(Lines of data)
☆ ☆ ☆ ☆ ☆ ☆ ☆

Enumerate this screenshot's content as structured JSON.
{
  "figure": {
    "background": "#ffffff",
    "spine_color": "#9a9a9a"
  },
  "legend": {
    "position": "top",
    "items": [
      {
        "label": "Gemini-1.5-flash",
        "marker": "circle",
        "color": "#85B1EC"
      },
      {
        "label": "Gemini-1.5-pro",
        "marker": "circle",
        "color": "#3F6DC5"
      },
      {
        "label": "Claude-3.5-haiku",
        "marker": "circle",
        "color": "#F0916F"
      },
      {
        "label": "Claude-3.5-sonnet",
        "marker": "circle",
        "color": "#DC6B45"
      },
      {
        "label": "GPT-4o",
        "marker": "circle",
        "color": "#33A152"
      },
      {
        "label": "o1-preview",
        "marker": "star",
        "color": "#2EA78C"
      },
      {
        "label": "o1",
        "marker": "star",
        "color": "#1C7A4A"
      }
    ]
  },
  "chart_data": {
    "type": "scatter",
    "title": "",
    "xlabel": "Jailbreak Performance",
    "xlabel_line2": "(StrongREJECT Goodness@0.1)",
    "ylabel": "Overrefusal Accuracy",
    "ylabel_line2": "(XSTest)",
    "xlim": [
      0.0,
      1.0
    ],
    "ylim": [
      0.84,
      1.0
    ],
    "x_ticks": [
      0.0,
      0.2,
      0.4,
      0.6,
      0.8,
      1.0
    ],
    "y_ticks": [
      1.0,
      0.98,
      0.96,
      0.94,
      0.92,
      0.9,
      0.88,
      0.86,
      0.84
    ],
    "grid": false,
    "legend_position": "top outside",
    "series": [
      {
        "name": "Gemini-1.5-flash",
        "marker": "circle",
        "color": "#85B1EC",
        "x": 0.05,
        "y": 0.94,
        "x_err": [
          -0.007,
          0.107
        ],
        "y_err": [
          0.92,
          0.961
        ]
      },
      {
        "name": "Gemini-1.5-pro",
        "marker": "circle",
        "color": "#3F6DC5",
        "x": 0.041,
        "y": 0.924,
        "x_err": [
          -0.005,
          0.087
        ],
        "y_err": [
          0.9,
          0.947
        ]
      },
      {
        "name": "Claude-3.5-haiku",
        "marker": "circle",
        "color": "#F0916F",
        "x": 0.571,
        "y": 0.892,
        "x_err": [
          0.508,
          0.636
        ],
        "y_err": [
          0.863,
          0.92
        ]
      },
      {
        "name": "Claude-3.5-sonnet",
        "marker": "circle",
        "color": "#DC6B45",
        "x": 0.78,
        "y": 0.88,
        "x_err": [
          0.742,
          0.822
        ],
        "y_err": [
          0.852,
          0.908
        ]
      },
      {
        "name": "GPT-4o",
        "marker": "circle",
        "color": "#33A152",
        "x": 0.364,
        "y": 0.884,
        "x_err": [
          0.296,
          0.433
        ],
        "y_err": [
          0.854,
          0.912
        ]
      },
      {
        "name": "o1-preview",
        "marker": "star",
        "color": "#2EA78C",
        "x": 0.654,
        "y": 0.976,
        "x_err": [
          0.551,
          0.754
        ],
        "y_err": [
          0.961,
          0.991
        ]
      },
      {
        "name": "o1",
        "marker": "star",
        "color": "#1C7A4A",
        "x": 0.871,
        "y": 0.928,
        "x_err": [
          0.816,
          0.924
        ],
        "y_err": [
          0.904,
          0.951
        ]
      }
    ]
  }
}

☆ ☆ ☆ ☆ ☆ ☆ ☆

:: Task statement ::
Extract each line of the material exactly as it stands.

:: Task solution ::
Enumerate this screenshot's content as structured JSON.
{
  "figure": {
    "background": "#ffffff",
    "spine_color": "#9a9a9a"
  },
  "legend": {
    "position": "top",
    "items": [
      {
        "label": "Gemini-1.5-flash",
        "marker": "circle",
        "color": "#85B1EC"
      },
      {
        "label": "Gemini-1.5-pro",
        "marker": "circle",
        "color": "#3F6DC5"
      },
      {
        "label": "Claude-3.5-haiku",
        "marker": "circle",
        "color": "#F0916F"
      },
      {
        "label": "Claude-3.5-sonnet",
        "marker": "circle",
        "color": "#DC6B45"
      },
      {
        "label": "GPT-4o",
        "marker": "circle",
        "color": "#33A152"
      },
      {
        "label": "o1-preview",
        "marker": "star",
        "color": "#2EA78C"
      },
      {
        "label": "o1",
        "marker": "star",
        "color": "#1C7A4A"
      }
    ]
  },
  "chart_data": {
    "type": "scatter",
    "title": "",
    "xlabel": "Jailbreak Performance",
    "xlabel_line2": "(StrongREJECT Goodness@0.1)",
    "ylabel": "Overrefusal Accuracy",
    "ylabel_line2": "(XSTest)",
    "xlim": [
      0.0,
      1.0
    ],
    "ylim": [
      0.84,
      1.0
    ],
    "x_ticks": [
      0.0,
      0.2,
      0.4,
      0.6,
      0.8,
      1.0
    ],
    "y_ticks": [
      1.0,
      0.98,
      0.96,
      0.94,
      0.92,
      0.9,
      0.88,
      0.86,
      0.84
    ],
    "grid": false,
    "legend_position": "top outside",
    "series": [
      {
        "name": "Gemini-1.5-flash",
        "marker": "circle",
        "color": "#85B1EC",
        "x": 0.05,
        "y": 0.94,
        "x_err": [
          -0.007,
          0.107
        ],
        "y_err": [
          0.92,
          0.961
        ]
      },
      {
        "name": "Gemini-1.5-pro",
        "marker": "circle",
        "color": "#3F6DC5",
        "x": 0.041,
        "y": 0.924,
        "x_err": [
          -0.005,
          0.087
        ],
        "y_err": [
          0.9,
          0.947
        ]
      },
      {
        "name": "Claude-3.5-haiku",
        "marker": "circle",
        "color": "#F0916F",
        "x": 0.571,
        "y": 0.892,
        "x_err": [
          0.508,
          0.636
        ],
        "y_err": [
          0.863,
          0.92
        ]
      },
      {
        "name": "Claude-3.5-sonnet",
        "marker": "circle",
        "color": "#DC6B45",
        "x": 0.78,
        "y": 0.88,
        "x_err": [
          0.742,
          0.822
        ],
        "y_err": [
          0.852,
          0.908
        ]
      },
      {
        "name": "GPT-4o",
        "marker": "circle",
        "color": "#33A152",
        "x": 0.364,
        "y": 0.884,
        "x_err": [
          0.296,
          0.433
        ],
        "y_err": [
          0.854,
          0.912
        ]
      },
      {
        "name": "o1-preview",
        "marker": "star",
        "color": "#2EA78C",
        "x": 0.654,
        "y": 0.976,
        "x_err": [
          0.551,
          0.754
        ],
        "y_err": [
          0.961,
          0.991
        ]
      },
      {
        "name": "o1",
        "marker": "star",
        "color": "#1C7A4A",
        "x": 0.871,
        "y": 0.928,
        "x_err": [
          0.816,
          0.924
        ],
        "y_err": [
          0.904,
          0.951
        ]
      }
    ]
  }
}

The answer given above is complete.